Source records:
****************************************
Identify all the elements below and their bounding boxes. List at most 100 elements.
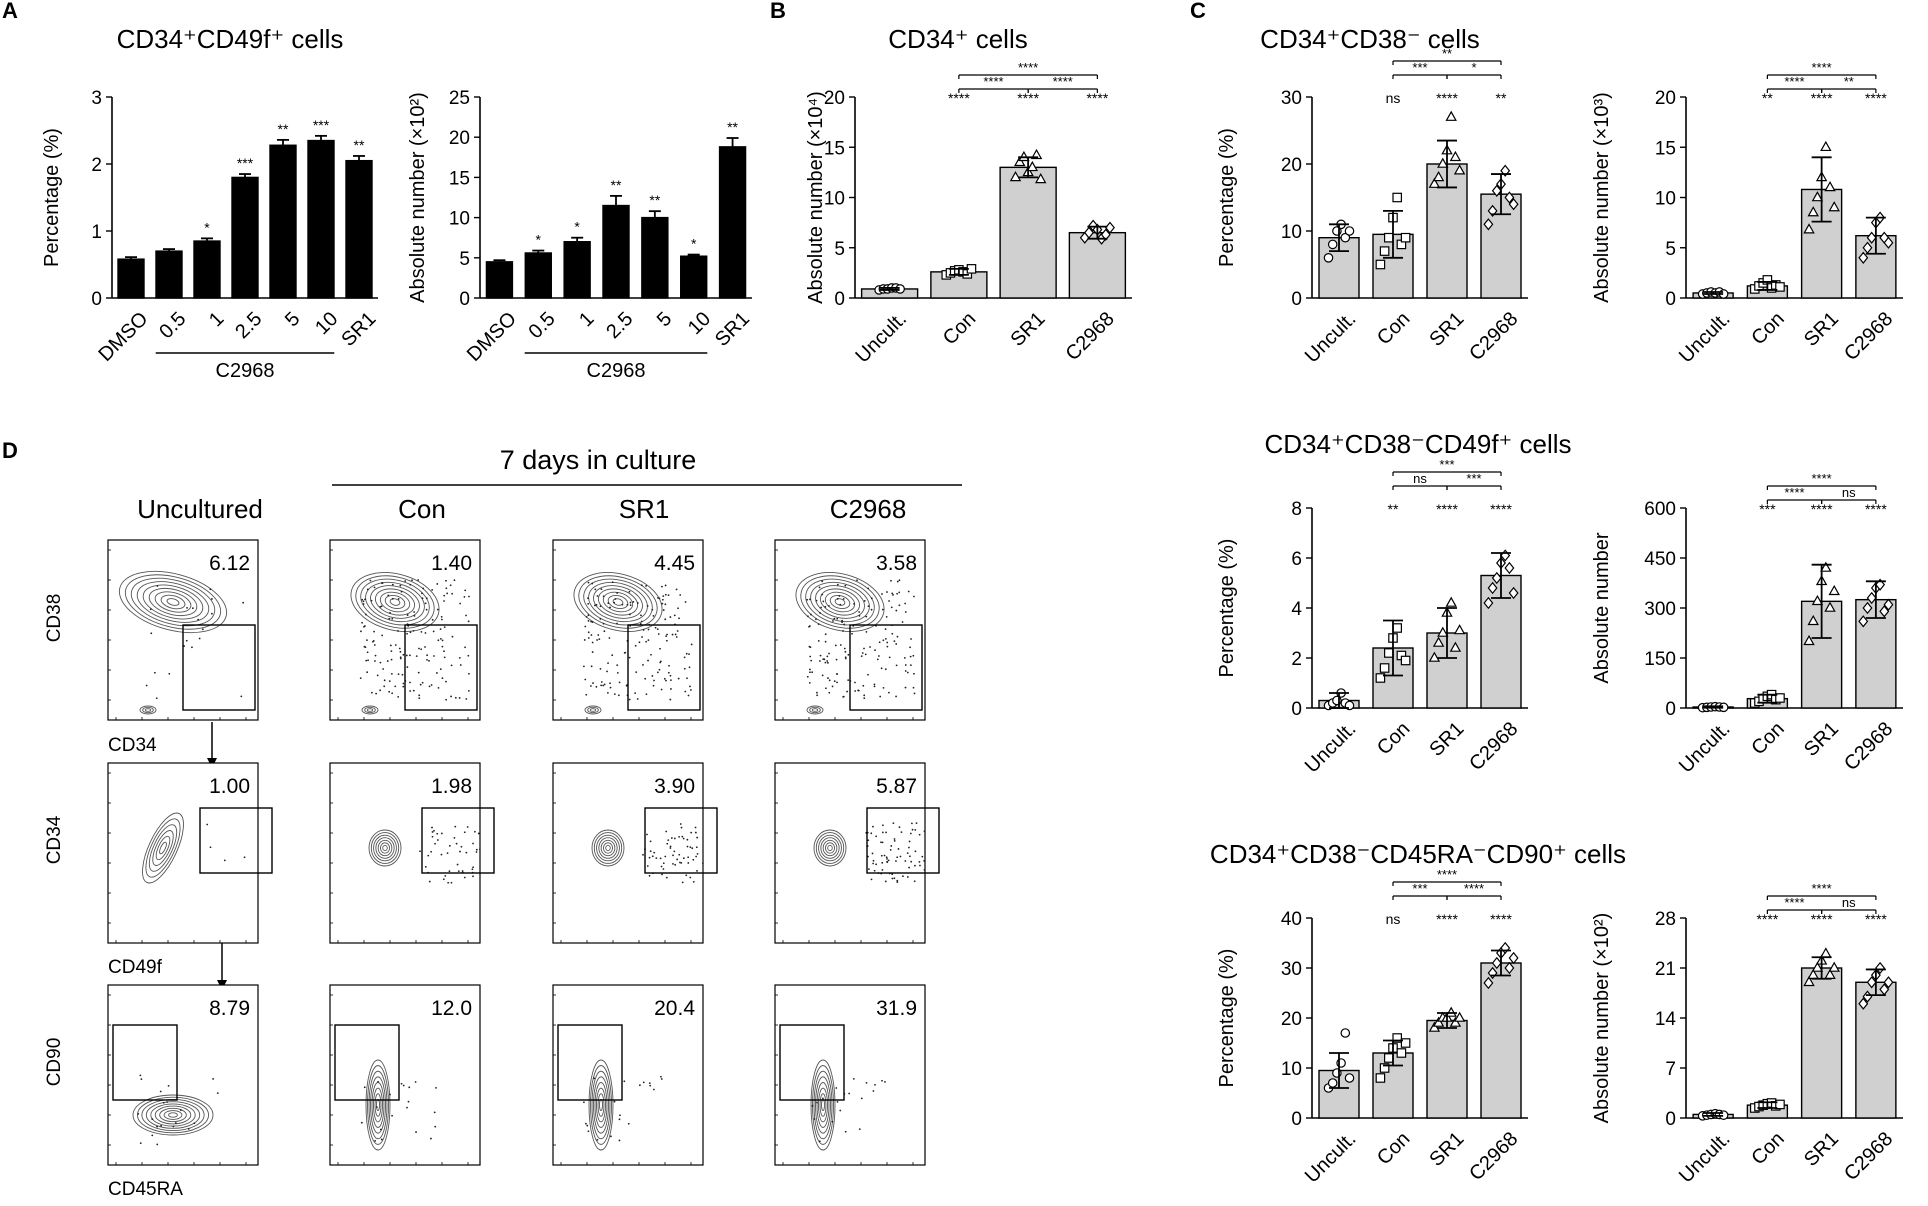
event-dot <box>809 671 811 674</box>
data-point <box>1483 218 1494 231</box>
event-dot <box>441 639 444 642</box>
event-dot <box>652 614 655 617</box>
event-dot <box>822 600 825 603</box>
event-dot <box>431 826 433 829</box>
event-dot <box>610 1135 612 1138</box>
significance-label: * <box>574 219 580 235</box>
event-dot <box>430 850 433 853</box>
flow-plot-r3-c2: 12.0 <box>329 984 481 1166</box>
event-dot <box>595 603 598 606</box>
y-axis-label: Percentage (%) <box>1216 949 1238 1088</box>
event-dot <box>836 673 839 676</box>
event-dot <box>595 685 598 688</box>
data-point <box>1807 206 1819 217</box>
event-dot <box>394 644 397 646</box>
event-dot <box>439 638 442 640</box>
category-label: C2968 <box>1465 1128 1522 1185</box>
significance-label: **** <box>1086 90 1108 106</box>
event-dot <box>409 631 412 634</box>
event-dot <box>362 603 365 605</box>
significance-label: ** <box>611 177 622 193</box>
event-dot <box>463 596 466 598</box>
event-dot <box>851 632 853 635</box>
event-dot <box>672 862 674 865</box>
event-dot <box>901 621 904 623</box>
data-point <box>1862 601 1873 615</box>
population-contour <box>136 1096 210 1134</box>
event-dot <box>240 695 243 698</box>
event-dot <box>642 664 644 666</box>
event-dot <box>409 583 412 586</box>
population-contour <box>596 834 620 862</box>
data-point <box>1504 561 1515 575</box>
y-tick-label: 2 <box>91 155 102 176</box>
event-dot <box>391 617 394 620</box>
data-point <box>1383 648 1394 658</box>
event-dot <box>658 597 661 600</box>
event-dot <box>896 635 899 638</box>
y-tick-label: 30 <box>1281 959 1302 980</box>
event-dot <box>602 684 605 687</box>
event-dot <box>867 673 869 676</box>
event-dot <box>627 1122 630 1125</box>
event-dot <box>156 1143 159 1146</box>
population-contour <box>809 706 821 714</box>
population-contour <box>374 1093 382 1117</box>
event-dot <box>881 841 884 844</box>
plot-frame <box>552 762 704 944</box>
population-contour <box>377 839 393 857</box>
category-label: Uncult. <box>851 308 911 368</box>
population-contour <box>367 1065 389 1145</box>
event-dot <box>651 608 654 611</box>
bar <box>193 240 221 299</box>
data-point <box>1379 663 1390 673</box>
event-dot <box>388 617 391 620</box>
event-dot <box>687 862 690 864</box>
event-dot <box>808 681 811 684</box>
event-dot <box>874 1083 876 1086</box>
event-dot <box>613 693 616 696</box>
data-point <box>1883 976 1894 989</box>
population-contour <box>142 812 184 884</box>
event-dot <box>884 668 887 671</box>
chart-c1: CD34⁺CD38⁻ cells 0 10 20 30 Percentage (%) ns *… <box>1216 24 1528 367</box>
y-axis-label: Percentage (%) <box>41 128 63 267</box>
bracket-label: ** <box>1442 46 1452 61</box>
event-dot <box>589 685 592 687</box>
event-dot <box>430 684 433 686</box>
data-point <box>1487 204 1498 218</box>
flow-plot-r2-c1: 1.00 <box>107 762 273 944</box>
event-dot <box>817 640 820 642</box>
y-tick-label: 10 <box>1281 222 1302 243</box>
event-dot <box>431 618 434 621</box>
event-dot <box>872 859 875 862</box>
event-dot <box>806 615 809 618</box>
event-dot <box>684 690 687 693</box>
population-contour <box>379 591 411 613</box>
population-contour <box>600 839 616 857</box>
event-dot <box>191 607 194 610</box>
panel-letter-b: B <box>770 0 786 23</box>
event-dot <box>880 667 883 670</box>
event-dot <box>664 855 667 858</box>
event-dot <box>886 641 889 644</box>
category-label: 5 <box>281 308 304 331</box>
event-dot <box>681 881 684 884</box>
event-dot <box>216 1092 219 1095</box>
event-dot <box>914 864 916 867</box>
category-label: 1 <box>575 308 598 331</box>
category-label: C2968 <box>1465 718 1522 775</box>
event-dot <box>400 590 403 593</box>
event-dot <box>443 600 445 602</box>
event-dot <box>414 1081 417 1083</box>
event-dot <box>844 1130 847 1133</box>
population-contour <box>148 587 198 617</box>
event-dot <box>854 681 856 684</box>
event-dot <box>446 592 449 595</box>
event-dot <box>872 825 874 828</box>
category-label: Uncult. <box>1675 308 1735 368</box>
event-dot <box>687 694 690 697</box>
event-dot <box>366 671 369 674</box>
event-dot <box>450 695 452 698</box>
****************************************
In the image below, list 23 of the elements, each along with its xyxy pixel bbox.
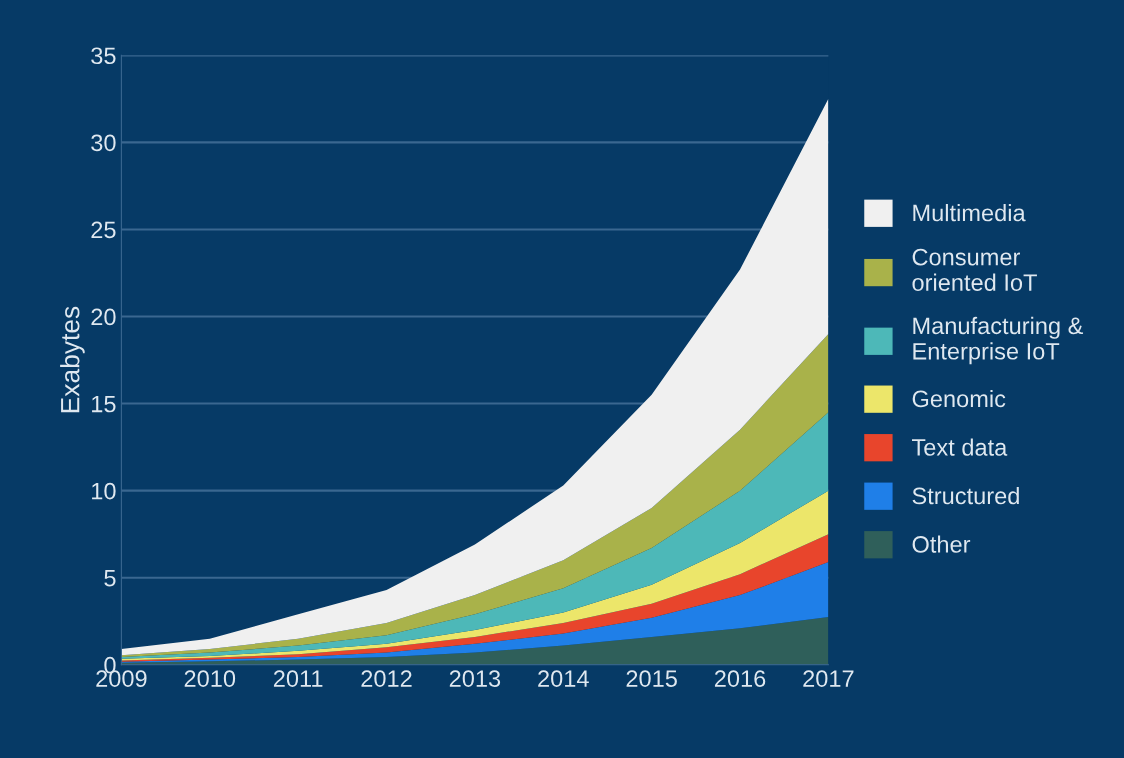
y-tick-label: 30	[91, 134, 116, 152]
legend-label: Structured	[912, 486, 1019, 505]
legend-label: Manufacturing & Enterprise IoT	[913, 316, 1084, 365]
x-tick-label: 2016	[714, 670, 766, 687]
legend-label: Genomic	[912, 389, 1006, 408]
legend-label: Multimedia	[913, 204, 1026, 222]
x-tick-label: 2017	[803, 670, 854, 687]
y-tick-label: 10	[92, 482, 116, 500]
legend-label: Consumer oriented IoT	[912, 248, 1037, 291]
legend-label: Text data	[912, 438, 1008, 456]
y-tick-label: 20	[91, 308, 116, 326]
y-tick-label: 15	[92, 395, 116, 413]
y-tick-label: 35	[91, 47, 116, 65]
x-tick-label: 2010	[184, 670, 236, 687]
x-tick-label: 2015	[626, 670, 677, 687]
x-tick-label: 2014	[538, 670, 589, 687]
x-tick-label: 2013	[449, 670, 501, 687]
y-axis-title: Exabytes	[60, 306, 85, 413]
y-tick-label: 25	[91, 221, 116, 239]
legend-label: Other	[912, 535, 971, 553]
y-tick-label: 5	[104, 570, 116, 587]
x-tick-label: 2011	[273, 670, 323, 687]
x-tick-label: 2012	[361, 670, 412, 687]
****************************************
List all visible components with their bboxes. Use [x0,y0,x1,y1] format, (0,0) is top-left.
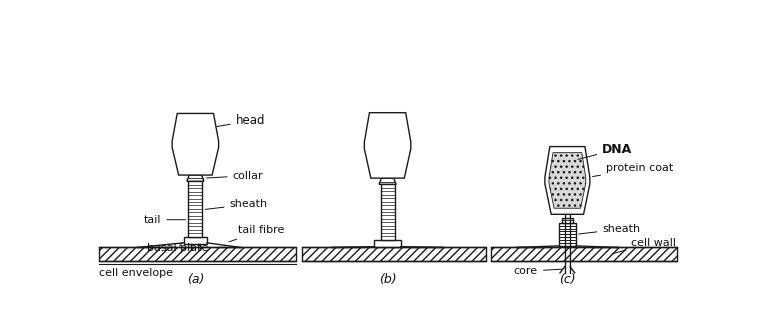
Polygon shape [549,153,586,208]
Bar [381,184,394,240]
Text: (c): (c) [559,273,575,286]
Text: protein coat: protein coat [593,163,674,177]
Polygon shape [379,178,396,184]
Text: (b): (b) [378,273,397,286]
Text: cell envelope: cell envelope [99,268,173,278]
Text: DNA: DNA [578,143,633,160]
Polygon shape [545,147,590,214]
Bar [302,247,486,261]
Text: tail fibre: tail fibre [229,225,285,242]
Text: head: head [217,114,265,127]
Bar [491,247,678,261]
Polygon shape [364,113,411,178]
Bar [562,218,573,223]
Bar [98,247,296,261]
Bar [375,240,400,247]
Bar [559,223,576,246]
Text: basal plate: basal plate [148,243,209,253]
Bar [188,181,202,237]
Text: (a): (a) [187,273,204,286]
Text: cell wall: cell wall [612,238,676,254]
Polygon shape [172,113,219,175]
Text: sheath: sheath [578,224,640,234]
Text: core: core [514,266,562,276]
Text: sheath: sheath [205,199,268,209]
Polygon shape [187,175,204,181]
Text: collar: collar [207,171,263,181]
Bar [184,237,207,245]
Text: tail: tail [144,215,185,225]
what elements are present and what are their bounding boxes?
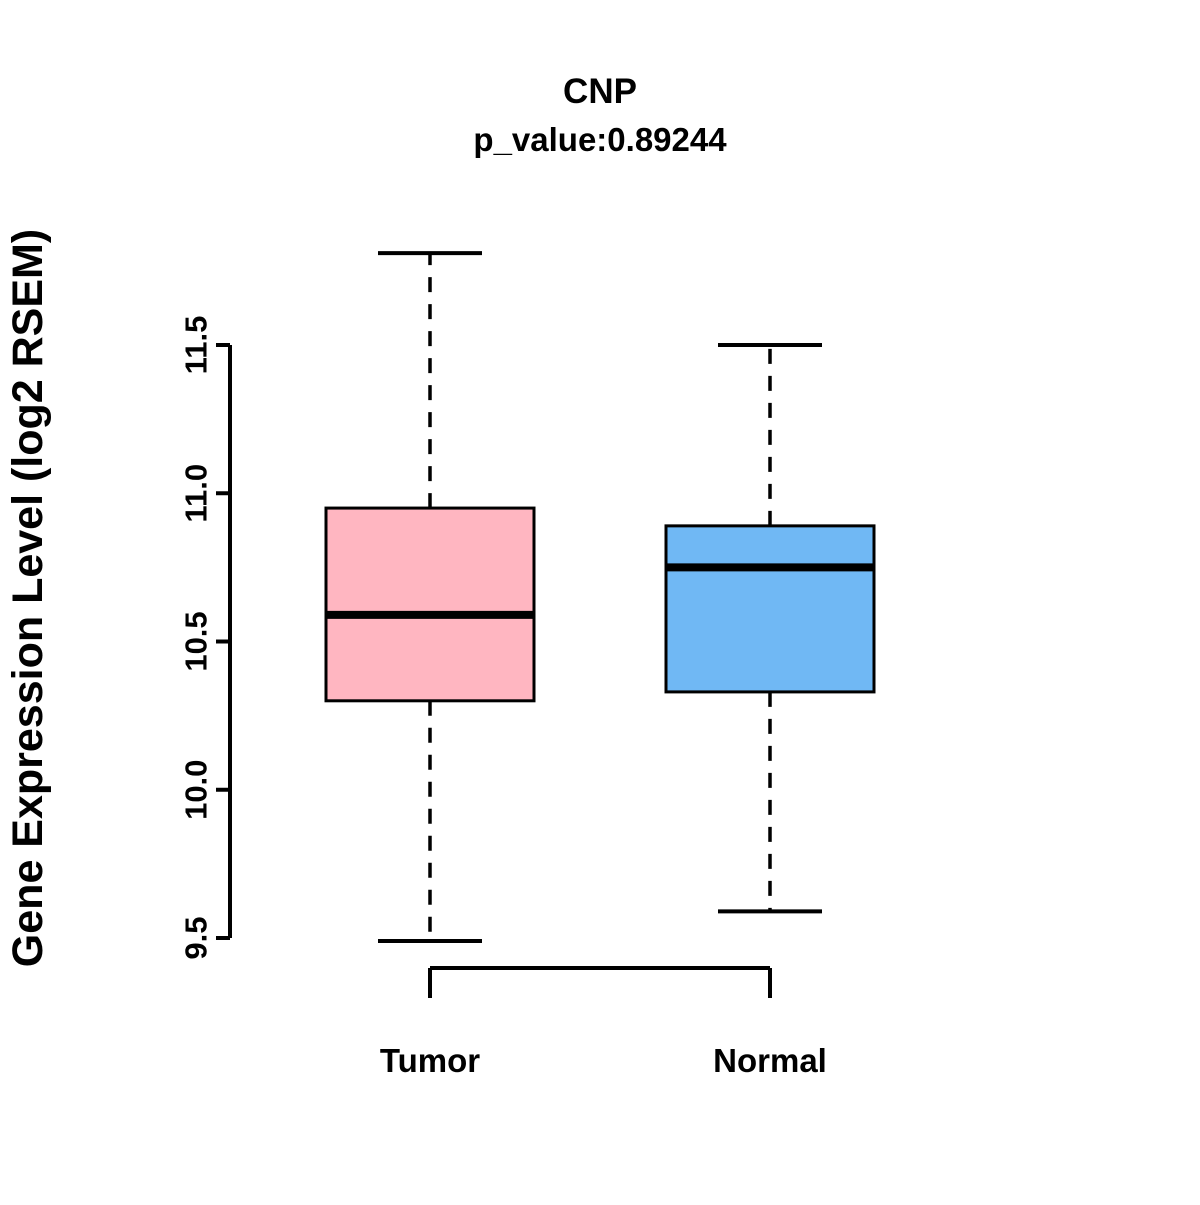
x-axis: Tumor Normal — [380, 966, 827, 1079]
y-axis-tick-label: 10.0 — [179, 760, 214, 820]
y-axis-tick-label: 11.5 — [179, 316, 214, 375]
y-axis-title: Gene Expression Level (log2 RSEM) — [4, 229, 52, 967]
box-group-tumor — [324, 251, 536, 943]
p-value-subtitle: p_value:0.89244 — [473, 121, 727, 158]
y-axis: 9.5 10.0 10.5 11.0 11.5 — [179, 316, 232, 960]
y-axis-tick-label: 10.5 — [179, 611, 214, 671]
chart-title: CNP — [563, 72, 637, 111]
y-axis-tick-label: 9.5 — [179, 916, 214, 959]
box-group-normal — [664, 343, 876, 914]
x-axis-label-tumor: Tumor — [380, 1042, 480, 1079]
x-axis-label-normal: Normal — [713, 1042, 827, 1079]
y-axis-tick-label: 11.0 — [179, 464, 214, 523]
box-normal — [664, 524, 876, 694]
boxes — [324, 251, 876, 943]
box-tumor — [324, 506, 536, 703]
****************************************
→ EXERCISE REQUIREMENTS:
A single figure is the whole answer here: the number of lines in the records above that include "chart".

→ EXPECTED ANSWER:
2